# TASK
Write out every entry word for word.

Stored items from a collection
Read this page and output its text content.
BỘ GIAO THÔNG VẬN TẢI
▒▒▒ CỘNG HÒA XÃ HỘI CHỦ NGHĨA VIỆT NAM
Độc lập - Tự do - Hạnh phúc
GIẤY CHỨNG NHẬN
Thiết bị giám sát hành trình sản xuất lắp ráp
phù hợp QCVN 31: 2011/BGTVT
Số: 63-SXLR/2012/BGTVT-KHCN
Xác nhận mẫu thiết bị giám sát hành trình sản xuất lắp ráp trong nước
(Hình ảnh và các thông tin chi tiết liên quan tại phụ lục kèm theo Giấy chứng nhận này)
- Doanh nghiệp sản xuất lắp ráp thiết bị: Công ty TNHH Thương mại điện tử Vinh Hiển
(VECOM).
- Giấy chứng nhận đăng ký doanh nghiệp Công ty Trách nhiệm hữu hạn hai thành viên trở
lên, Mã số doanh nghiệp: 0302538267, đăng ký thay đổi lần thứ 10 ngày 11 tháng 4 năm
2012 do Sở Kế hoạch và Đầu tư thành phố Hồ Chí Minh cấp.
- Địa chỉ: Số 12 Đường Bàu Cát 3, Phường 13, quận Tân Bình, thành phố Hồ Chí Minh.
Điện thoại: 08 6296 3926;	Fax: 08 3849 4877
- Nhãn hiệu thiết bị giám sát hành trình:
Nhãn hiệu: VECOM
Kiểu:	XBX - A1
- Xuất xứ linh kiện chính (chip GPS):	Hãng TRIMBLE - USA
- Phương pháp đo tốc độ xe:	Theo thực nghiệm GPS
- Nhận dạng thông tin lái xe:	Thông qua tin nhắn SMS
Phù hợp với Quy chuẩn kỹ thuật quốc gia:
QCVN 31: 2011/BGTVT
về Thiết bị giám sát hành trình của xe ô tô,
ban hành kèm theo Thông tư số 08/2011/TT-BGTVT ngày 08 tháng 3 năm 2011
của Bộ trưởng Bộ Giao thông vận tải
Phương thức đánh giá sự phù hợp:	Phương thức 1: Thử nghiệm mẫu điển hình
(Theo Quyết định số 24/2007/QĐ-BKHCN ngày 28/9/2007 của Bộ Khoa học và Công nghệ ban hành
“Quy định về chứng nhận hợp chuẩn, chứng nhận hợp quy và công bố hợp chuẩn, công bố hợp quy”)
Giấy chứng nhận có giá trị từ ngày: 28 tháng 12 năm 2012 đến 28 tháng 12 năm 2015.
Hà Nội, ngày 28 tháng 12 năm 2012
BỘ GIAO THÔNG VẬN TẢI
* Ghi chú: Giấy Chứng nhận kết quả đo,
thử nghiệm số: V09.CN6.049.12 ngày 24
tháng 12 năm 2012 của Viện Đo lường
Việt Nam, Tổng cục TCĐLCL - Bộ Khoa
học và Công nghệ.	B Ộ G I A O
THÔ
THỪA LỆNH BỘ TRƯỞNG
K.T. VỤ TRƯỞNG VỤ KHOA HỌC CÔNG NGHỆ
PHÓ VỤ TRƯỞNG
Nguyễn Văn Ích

# COMPLETE OUTPUT
Read this page and output its text content.
BỘ GIAO THÔNG VẬN TẢI
▒▒▒ CỘNG HÒA XÃ HỘI CHỦ NGHĨA VIỆT NAM
Độc lập - Tự do - Hạnh phúc
GIẤY CHỨNG NHẬN
Thiết bị giám sát hành trình sản xuất lắp ráp
phù hợp QCVN 31: 2011/BGTVT
Số: 63-SXLR/2012/BGTVT-KHCN
Xác nhận mẫu thiết bị giám sát hành trình sản xuất lắp ráp trong nước
(Hình ảnh và các thông tin chi tiết liên quan tại phụ lục kèm theo Giấy chứng nhận này)
- Doanh nghiệp sản xuất lắp ráp thiết bị: Công ty TNHH Thương mại điện tử Vinh Hiển
(VECOM).
- Giấy chứng nhận đăng ký doanh nghiệp Công ty Trách nhiệm hữu hạn hai thành viên trở
lên, Mã số doanh nghiệp: 0302538267, đăng ký thay đổi lần thứ 10 ngày 11 tháng 4 năm
2012 do Sở Kế hoạch và Đầu tư thành phố Hồ Chí Minh cấp.
- Địa chỉ: Số 12 Đường Bàu Cát 3, Phường 13, quận Tân Bình, thành phố Hồ Chí Minh.
Điện thoại: 08 6296 3926;	Fax: 08 3849 4877
- Nhãn hiệu thiết bị giám sát hành trình:
Nhãn hiệu: VECOM
Kiểu:	XBX - A1
- Xuất xứ linh kiện chính (chip GPS):	Hãng TRIMBLE - USA
- Phương pháp đo tốc độ xe:	Theo thực nghiệm GPS
- Nhận dạng thông tin lái xe:	Thông qua tin nhắn SMS
Phù hợp với Quy chuẩn kỹ thuật quốc gia:
QCVN 31: 2011/BGTVT
về Thiết bị giám sát hành trình của xe ô tô,
ban hành kèm theo Thông tư số 08/2011/TT-BGTVT ngày 08 tháng 3 năm 2011
của Bộ trưởng Bộ Giao thông vận tải
Phương thức đánh giá sự phù hợp:	Phương thức 1: Thử nghiệm mẫu điển hình
(Theo Quyết định số 24/2007/QĐ-BKHCN ngày 28/9/2007 của Bộ Khoa học và Công nghệ ban hành
“Quy định về chứng nhận hợp chuẩn, chứng nhận hợp quy và công bố hợp chuẩn, công bố hợp quy”)
Giấy chứng nhận có giá trị từ ngày: 28 tháng 12 năm 2012 đến 28 tháng 12 năm 2015.
Hà Nội, ngày 28 tháng 12 năm 2012
BỘ GIAO THÔNG VẬN TẢI
* Ghi chú: Giấy Chứng nhận kết quả đo,
thử nghiệm số: V09.CN6.049.12 ngày 24
tháng 12 năm 2012 của Viện Đo lường
Việt Nam, Tổng cục TCĐLCL - Bộ Khoa
học và Công nghệ.	B Ộ G I A O
THÔ
THỪA LỆNH BỘ TRƯỞNG
K.T. VỤ TRƯỞNG VỤ KHOA HỌC CÔNG NGHỆ
PHÓ VỤ TRƯỞNG
Nguyễn Văn Ích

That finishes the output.